### GOAL
Go through the entries below and print each one exactly, leaving out pictures.

((

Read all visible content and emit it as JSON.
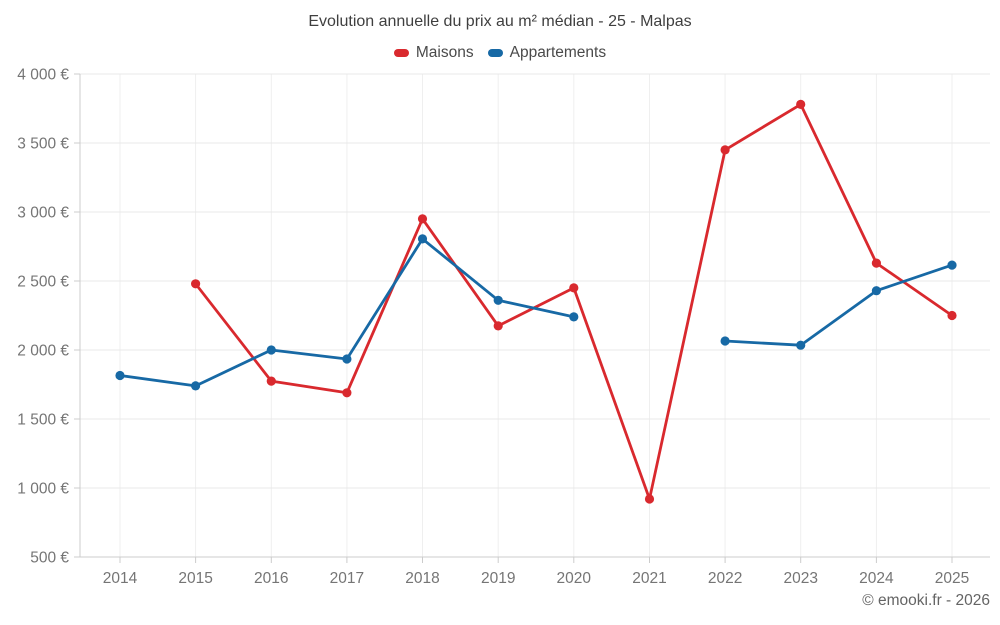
{
  "title": "Evolution annuelle du prix au m² médian - 25 - Malpas",
  "copyright": "© emooki.fr - 2026",
  "legend": [
    {
      "label": "Maisons",
      "color": "#d9292e"
    },
    {
      "label": "Appartements",
      "color": "#1769a5"
    }
  ],
  "chart_data": {
    "type": "line",
    "title": "Evolution annuelle du prix au m² médian - 25 - Malpas",
    "x": [
      "2014",
      "2015",
      "2016",
      "2017",
      "2018",
      "2019",
      "2020",
      "2021",
      "2022",
      "2023",
      "2024",
      "2025"
    ],
    "series": [
      {
        "name": "Maisons",
        "color": "#d9292e",
        "values": [
          null,
          2480,
          1775,
          1690,
          2950,
          2175,
          2450,
          920,
          3450,
          3780,
          2630,
          2250
        ]
      },
      {
        "name": "Appartements",
        "color": "#1769a5",
        "values": [
          1815,
          1740,
          2000,
          1935,
          2805,
          2360,
          2240,
          null,
          2065,
          2035,
          2430,
          2615
        ]
      }
    ],
    "xlabel": "",
    "ylabel": "",
    "ylim": [
      500,
      4000
    ],
    "ytick_step": 500,
    "ytick_labels": [
      "500 €",
      "1 000 €",
      "1 500 €",
      "2 000 €",
      "2 500 €",
      "3 000 €",
      "3 500 €",
      "4 000 €"
    ],
    "grid": true,
    "legend_position": "top",
    "currency": "€"
  },
  "colors": {
    "grid_h": "#e8e8e8",
    "grid_v": "#efefef",
    "axis": "#cccccc",
    "text_title": "#3f3f3f",
    "text_axis": "#757575",
    "text_copyright": "#646464",
    "background": "#ffffff"
  }
}
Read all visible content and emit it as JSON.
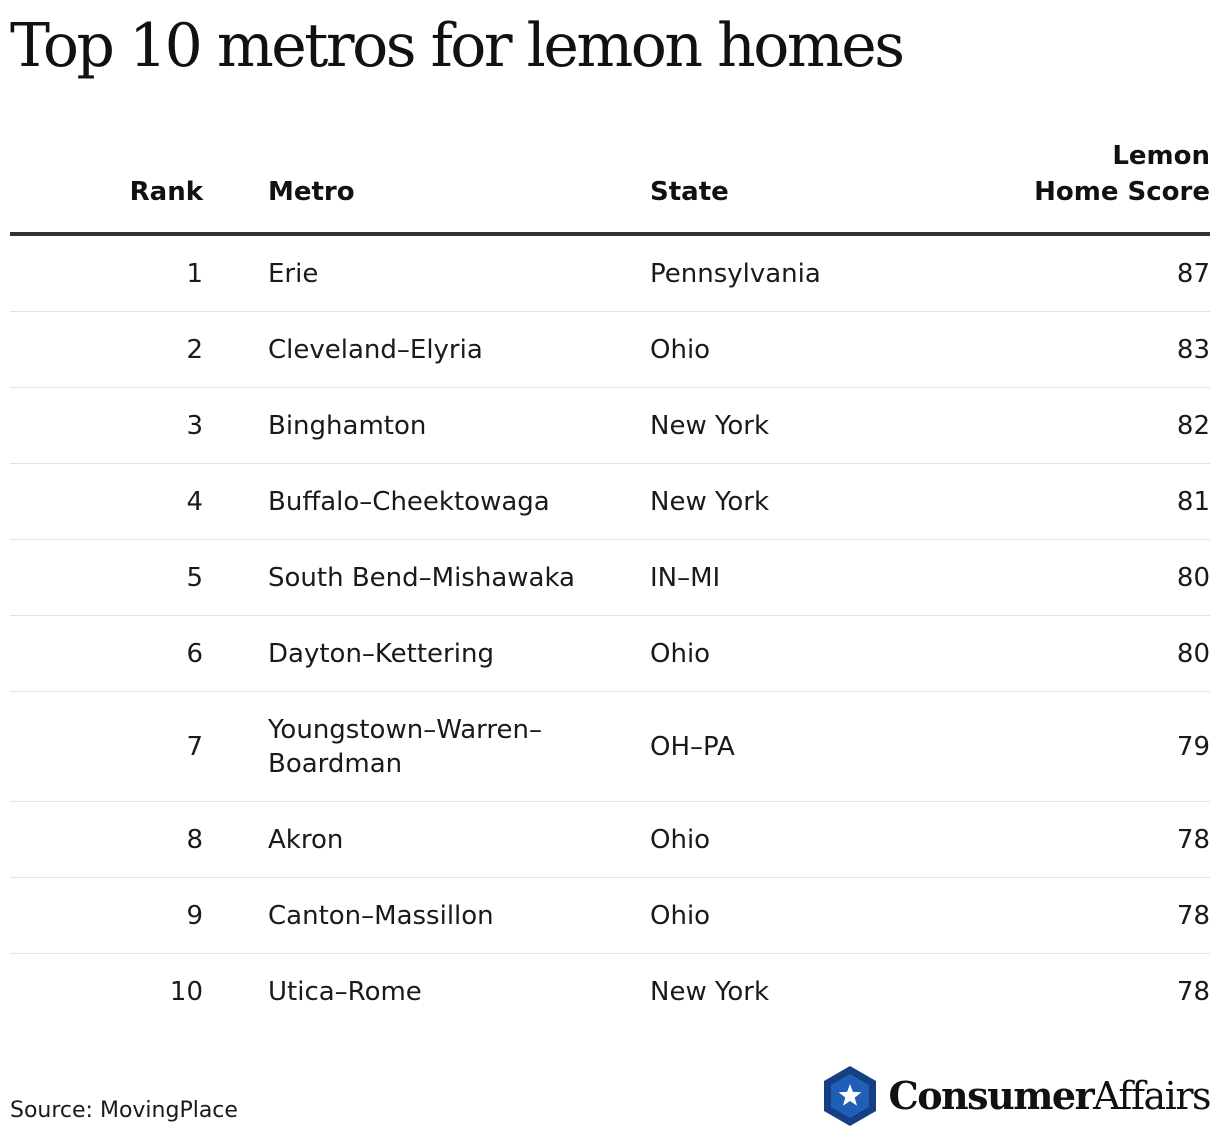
{
  "chart_data": {
    "type": "table",
    "title": "Top 10 metros for lemon homes",
    "columns": {
      "rank": "Rank",
      "metro": "Metro",
      "state": "State",
      "score_line1": "Lemon",
      "score_line2": "Home Score"
    },
    "rows": [
      {
        "rank": "1",
        "metro": "Erie",
        "state": "Pennsylvania",
        "score": "87"
      },
      {
        "rank": "2",
        "metro": "Cleveland–Elyria",
        "state": "Ohio",
        "score": "83"
      },
      {
        "rank": "3",
        "metro": "Binghamton",
        "state": "New York",
        "score": "82"
      },
      {
        "rank": "4",
        "metro": "Buffalo–Cheektowaga",
        "state": "New York",
        "score": "81"
      },
      {
        "rank": "5",
        "metro": "South Bend–Mishawaka",
        "state": "IN–MI",
        "score": "80"
      },
      {
        "rank": "6",
        "metro": "Dayton–Kettering",
        "state": "Ohio",
        "score": "80"
      },
      {
        "rank": "7",
        "metro": "Youngstown–Warren–Boardman",
        "state": "OH–PA",
        "score": "79"
      },
      {
        "rank": "8",
        "metro": "Akron",
        "state": "Ohio",
        "score": "78"
      },
      {
        "rank": "9",
        "metro": "Canton–Massillon",
        "state": "Ohio",
        "score": "78"
      },
      {
        "rank": "10",
        "metro": "Utica–Rome",
        "state": "New York",
        "score": "78"
      }
    ],
    "source": "Source: MovingPlace"
  },
  "brand": {
    "name_bold": "Consumer",
    "name_regular": "Affairs",
    "icon": "star-shield-icon",
    "color_primary": "#1f5fb8",
    "color_dark": "#143f82"
  }
}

))

### EXERCISE SOLUTION
Read all visible content and emit it as JSON.
{
  "title": "Evolution annuelle du prix au m² médian - 25 - Malpas",
  "copyright": "© emooki.fr - 2026",
  "legend": [
    {
      "label": "Maisons",
      "color": "#d9292e"
    },
    {
      "label": "Appartements",
      "color": "#1769a5"
    }
  ],
  "chart_data": {
    "type": "line",
    "title": "Evolution annuelle du prix au m² médian - 25 - Malpas",
    "x": [
      "2014",
      "2015",
      "2016",
      "2017",
      "2018",
      "2019",
      "2020",
      "2021",
      "2022",
      "2023",
      "2024",
      "2025"
    ],
    "series": [
      {
        "name": "Maisons",
        "color": "#d9292e",
        "values": [
          null,
          2480,
          1775,
          1690,
          2950,
          2175,
          2450,
          920,
          3450,
          3780,
          2630,
          2250
        ]
      },
      {
        "name": "Appartements",
        "color": "#1769a5",
        "values": [
          1815,
          1740,
          2000,
          1935,
          2805,
          2360,
          2240,
          null,
          2065,
          2035,
          2430,
          2615
        ]
      }
    ],
    "xlabel": "",
    "ylabel": "",
    "ylim": [
      500,
      4000
    ],
    "ytick_step": 500,
    "ytick_labels": [
      "500 €",
      "1 000 €",
      "1 500 €",
      "2 000 €",
      "2 500 €",
      "3 000 €",
      "3 500 €",
      "4 000 €"
    ],
    "grid": true,
    "legend_position": "top",
    "currency": "€"
  },
  "colors": {
    "grid_h": "#e8e8e8",
    "grid_v": "#efefef",
    "axis": "#cccccc",
    "text_title": "#3f3f3f",
    "text_axis": "#757575",
    "text_copyright": "#646464",
    "background": "#ffffff"
  }
}
Read all visible content and emit it as JSON.
{
  "chart_data": {
    "type": "table",
    "title": "Top 10 metros for lemon homes",
    "columns": {
      "rank": "Rank",
      "metro": "Metro",
      "state": "State",
      "score_line1": "Lemon",
      "score_line2": "Home Score"
    },
    "rows": [
      {
        "rank": "1",
        "metro": "Erie",
        "state": "Pennsylvania",
        "score": "87"
      },
      {
        "rank": "2",
        "metro": "Cleveland–Elyria",
        "state": "Ohio",
        "score": "83"
      },
      {
        "rank": "3",
        "metro": "Binghamton",
        "state": "New York",
        "score": "82"
      },
      {
        "rank": "4",
        "metro": "Buffalo–Cheektowaga",
        "state": "New York",
        "score": "81"
      },
      {
        "rank": "5",
        "metro": "South Bend–Mishawaka",
        "state": "IN–MI",
        "score": "80"
      },
      {
        "rank": "6",
        "metro": "Dayton–Kettering",
        "state": "Ohio",
        "score": "80"
      },
      {
        "rank": "7",
        "metro": "Youngstown–Warren–Boardman",
        "state": "OH–PA",
        "score": "79"
      },
      {
        "rank": "8",
        "metro": "Akron",
        "state": "Ohio",
        "score": "78"
      },
      {
        "rank": "9",
        "metro": "Canton–Massillon",
        "state": "Ohio",
        "score": "78"
      },
      {
        "rank": "10",
        "metro": "Utica–Rome",
        "state": "New York",
        "score": "78"
      }
    ],
    "source": "Source: MovingPlace"
  },
  "brand": {
    "name_bold": "Consumer",
    "name_regular": "Affairs",
    "icon": "star-shield-icon",
    "color_primary": "#1f5fb8",
    "color_dark": "#143f82"
  }
}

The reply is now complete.